Short task:
Exactly as they appear, output all of the entries.

Source records
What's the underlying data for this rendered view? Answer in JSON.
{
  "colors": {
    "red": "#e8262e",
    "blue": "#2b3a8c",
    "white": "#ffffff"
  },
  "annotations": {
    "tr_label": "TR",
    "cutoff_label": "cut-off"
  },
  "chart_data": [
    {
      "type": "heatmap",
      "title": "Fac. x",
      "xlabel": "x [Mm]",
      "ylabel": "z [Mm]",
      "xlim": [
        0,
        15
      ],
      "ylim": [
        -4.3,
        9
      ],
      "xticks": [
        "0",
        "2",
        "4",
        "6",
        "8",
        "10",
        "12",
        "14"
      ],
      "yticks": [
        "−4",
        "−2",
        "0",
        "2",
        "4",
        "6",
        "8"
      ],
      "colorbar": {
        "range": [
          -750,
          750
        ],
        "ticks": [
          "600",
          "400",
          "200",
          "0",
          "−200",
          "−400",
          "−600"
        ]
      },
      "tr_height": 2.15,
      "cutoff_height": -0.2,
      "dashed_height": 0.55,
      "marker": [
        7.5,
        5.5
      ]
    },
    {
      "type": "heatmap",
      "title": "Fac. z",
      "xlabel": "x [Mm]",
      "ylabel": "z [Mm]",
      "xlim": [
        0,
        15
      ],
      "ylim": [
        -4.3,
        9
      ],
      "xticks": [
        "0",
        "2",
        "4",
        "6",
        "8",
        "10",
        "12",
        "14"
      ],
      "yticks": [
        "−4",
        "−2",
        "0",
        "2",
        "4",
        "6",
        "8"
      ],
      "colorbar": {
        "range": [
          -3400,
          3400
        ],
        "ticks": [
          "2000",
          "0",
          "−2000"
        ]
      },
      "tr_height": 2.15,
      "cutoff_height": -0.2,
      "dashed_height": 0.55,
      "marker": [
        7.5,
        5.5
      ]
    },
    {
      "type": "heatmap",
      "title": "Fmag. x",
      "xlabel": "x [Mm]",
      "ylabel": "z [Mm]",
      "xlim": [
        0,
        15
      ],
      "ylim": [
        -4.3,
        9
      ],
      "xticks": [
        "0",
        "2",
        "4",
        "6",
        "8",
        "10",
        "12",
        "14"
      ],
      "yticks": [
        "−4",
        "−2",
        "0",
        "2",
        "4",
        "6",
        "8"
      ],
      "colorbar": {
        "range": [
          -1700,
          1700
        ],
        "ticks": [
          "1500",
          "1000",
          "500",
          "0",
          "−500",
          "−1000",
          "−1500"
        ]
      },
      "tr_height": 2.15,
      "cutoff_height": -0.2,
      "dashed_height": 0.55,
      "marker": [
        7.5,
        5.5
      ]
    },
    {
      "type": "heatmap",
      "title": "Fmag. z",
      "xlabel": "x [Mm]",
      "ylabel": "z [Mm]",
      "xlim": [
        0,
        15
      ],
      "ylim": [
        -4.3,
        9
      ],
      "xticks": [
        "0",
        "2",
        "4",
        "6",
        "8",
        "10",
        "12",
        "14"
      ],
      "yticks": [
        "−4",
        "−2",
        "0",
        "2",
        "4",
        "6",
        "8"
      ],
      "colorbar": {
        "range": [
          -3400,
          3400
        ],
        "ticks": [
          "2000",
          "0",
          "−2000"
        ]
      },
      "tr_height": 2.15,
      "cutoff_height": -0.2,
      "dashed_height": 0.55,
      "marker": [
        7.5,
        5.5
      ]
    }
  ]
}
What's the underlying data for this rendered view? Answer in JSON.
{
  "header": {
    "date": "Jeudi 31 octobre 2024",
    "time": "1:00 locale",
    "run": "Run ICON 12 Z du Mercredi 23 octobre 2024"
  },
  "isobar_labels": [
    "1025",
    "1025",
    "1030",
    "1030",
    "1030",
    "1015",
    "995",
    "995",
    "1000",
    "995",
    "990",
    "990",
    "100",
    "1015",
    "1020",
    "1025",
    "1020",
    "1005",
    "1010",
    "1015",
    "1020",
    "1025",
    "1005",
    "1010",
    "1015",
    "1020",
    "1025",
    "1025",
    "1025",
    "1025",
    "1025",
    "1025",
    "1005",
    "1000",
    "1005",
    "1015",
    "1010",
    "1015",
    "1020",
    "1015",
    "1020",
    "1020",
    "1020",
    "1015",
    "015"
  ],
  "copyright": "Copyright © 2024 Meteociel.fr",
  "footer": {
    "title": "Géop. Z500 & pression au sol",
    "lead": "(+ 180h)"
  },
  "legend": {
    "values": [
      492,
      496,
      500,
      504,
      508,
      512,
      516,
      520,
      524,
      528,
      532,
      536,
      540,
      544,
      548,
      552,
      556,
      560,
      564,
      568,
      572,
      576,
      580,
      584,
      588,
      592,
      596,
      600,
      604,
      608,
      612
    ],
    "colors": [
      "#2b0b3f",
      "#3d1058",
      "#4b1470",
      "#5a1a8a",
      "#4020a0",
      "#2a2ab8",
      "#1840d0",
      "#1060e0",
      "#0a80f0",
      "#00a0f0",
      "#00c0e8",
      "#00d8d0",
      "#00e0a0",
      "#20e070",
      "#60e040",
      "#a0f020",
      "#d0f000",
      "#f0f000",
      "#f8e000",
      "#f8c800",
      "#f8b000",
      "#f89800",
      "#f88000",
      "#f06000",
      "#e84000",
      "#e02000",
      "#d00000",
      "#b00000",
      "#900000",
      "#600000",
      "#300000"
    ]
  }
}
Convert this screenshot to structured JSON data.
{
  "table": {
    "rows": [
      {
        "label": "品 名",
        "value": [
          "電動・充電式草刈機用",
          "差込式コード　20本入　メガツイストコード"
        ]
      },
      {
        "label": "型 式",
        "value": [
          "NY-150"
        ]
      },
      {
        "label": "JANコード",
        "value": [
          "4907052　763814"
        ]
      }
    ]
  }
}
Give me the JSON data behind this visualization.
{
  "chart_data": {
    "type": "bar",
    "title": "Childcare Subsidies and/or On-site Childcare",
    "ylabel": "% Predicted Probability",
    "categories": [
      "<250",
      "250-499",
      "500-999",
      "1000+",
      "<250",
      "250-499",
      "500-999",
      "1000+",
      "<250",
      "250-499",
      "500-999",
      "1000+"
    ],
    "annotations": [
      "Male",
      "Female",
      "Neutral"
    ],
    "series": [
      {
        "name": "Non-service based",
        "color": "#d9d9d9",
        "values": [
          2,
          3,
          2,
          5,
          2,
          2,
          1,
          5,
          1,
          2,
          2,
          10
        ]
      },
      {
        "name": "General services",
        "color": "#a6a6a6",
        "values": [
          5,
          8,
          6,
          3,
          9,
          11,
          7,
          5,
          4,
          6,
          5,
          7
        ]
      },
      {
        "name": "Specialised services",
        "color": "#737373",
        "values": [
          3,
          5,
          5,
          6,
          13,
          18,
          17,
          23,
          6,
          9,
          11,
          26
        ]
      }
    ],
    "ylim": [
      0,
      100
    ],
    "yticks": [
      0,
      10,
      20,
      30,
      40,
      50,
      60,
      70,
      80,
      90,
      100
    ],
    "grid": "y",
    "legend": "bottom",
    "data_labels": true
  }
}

Solution for this task:
What's the underlying data for this rendered view? Answer in JSON.
{
  "colors": {
    "red": "#e8262e",
    "blue": "#2b3a8c",
    "white": "#ffffff"
  },
  "annotations": {
    "tr_label": "TR",
    "cutoff_label": "cut-off"
  },
  "chart_data": [
    {
      "type": "heatmap",
      "title": "Fac. x",
      "xlabel": "x [Mm]",
      "ylabel": "z [Mm]",
      "xlim": [
        0,
        15
      ],
      "ylim": [
        -4.3,
        9
      ],
      "xticks": [
        "0",
        "2",
        "4",
        "6",
        "8",
        "10",
        "12",
        "14"
      ],
      "yticks": [
        "−4",
        "−2",
        "0",
        "2",
        "4",
        "6",
        "8"
      ],
      "colorbar": {
        "range": [
          -750,
          750
        ],
        "ticks": [
          "600",
          "400",
          "200",
          "0",
          "−200",
          "−400",
          "−600"
        ]
      },
      "tr_height": 2.15,
      "cutoff_height": -0.2,
      "dashed_height": 0.55,
      "marker": [
        7.5,
        5.5
      ]
    },
    {
      "type": "heatmap",
      "title": "Fac. z",
      "xlabel": "x [Mm]",
      "ylabel": "z [Mm]",
      "xlim": [
        0,
        15
      ],
      "ylim": [
        -4.3,
        9
      ],
      "xticks": [
        "0",
        "2",
        "4",
        "6",
        "8",
        "10",
        "12",
        "14"
      ],
      "yticks": [
        "−4",
        "−2",
        "0",
        "2",
        "4",
        "6",
        "8"
      ],
      "colorbar": {
        "range": [
          -3400,
          3400
        ],
        "ticks": [
          "2000",
          "0",
          "−2000"
        ]
      },
      "tr_height": 2.15,
      "cutoff_height": -0.2,
      "dashed_height": 0.55,
      "marker": [
        7.5,
        5.5
      ]
    },
    {
      "type": "heatmap",
      "title": "Fmag. x",
      "xlabel": "x [Mm]",
      "ylabel": "z [Mm]",
      "xlim": [
        0,
        15
      ],
      "ylim": [
        -4.3,
        9
      ],
      "xticks": [
        "0",
        "2",
        "4",
        "6",
        "8",
        "10",
        "12",
        "14"
      ],
      "yticks": [
        "−4",
        "−2",
        "0",
        "2",
        "4",
        "6",
        "8"
      ],
      "colorbar": {
        "range": [
          -1700,
          1700
        ],
        "ticks": [
          "1500",
          "1000",
          "500",
          "0",
          "−500",
          "−1000",
          "−1500"
        ]
      },
      "tr_height": 2.15,
      "cutoff_height": -0.2,
      "dashed_height": 0.55,
      "marker": [
        7.5,
        5.5
      ]
    },
    {
      "type": "heatmap",
      "title": "Fmag. z",
      "xlabel": "x [Mm]",
      "ylabel": "z [Mm]",
      "xlim": [
        0,
        15
      ],
      "ylim": [
        -4.3,
        9
      ],
      "xticks": [
        "0",
        "2",
        "4",
        "6",
        "8",
        "10",
        "12",
        "14"
      ],
      "yticks": [
        "−4",
        "−2",
        "0",
        "2",
        "4",
        "6",
        "8"
      ],
      "colorbar": {
        "range": [
          -3400,
          3400
        ],
        "ticks": [
          "2000",
          "0",
          "−2000"
        ]
      },
      "tr_height": 2.15,
      "cutoff_height": -0.2,
      "dashed_height": 0.55,
      "marker": [
        7.5,
        5.5
      ]
    }
  ]
}
What's the underlying data for this rendered view? Answer in JSON.
{
  "header": {
    "date": "Jeudi 31 octobre 2024",
    "time": "1:00 locale",
    "run": "Run ICON 12 Z du Mercredi 23 octobre 2024"
  },
  "isobar_labels": [
    "1025",
    "1025",
    "1030",
    "1030",
    "1030",
    "1015",
    "995",
    "995",
    "1000",
    "995",
    "990",
    "990",
    "100",
    "1015",
    "1020",
    "1025",
    "1020",
    "1005",
    "1010",
    "1015",
    "1020",
    "1025",
    "1005",
    "1010",
    "1015",
    "1020",
    "1025",
    "1025",
    "1025",
    "1025",
    "1025",
    "1025",
    "1005",
    "1000",
    "1005",
    "1015",
    "1010",
    "1015",
    "1020",
    "1015",
    "1020",
    "1020",
    "1020",
    "1015",
    "015"
  ],
  "copyright": "Copyright © 2024 Meteociel.fr",
  "footer": {
    "title": "Géop. Z500 & pression au sol",
    "lead": "(+ 180h)"
  },
  "legend": {
    "values": [
      492,
      496,
      500,
      504,
      508,
      512,
      516,
      520,
      524,
      528,
      532,
      536,
      540,
      544,
      548,
      552,
      556,
      560,
      564,
      568,
      572,
      576,
      580,
      584,
      588,
      592,
      596,
      600,
      604,
      608,
      612
    ],
    "colors": [
      "#2b0b3f",
      "#3d1058",
      "#4b1470",
      "#5a1a8a",
      "#4020a0",
      "#2a2ab8",
      "#1840d0",
      "#1060e0",
      "#0a80f0",
      "#00a0f0",
      "#00c0e8",
      "#00d8d0",
      "#00e0a0",
      "#20e070",
      "#60e040",
      "#a0f020",
      "#d0f000",
      "#f0f000",
      "#f8e000",
      "#f8c800",
      "#f8b000",
      "#f89800",
      "#f88000",
      "#f06000",
      "#e84000",
      "#e02000",
      "#d00000",
      "#b00000",
      "#900000",
      "#600000",
      "#300000"
    ]
  }
}
Convert this screenshot to structured JSON data.
{
  "table": {
    "rows": [
      {
        "label": "品 名",
        "value": [
          "電動・充電式草刈機用",
          "差込式コード　20本入　メガツイストコード"
        ]
      },
      {
        "label": "型 式",
        "value": [
          "NY-150"
        ]
      },
      {
        "label": "JANコード",
        "value": [
          "4907052　763814"
        ]
      }
    ]
  }
}
Give me the JSON data behind this visualization.
{
  "chart_data": {
    "type": "bar",
    "title": "Childcare Subsidies and/or On-site Childcare",
    "ylabel": "% Predicted Probability",
    "categories": [
      "<250",
      "250-499",
      "500-999",
      "1000+",
      "<250",
      "250-499",
      "500-999",
      "1000+",
      "<250",
      "250-499",
      "500-999",
      "1000+"
    ],
    "annotations": [
      "Male",
      "Female",
      "Neutral"
    ],
    "series": [
      {
        "name": "Non-service based",
        "color": "#d9d9d9",
        "values": [
          2,
          3,
          2,
          5,
          2,
          2,
          1,
          5,
          1,
          2,
          2,
          10
        ]
      },
      {
        "name": "General services",
        "color": "#a6a6a6",
        "values": [
          5,
          8,
          6,
          3,
          9,
          11,
          7,
          5,
          4,
          6,
          5,
          7
        ]
      },
      {
        "name": "Specialised services",
        "color": "#737373",
        "values": [
          3,
          5,
          5,
          6,
          13,
          18,
          17,
          23,
          6,
          9,
          11,
          26
        ]
      }
    ],
    "ylim": [
      0,
      100
    ],
    "yticks": [
      0,
      10,
      20,
      30,
      40,
      50,
      60,
      70,
      80,
      90,
      100
    ],
    "grid": "y",
    "legend": "bottom",
    "data_labels": true
  }
}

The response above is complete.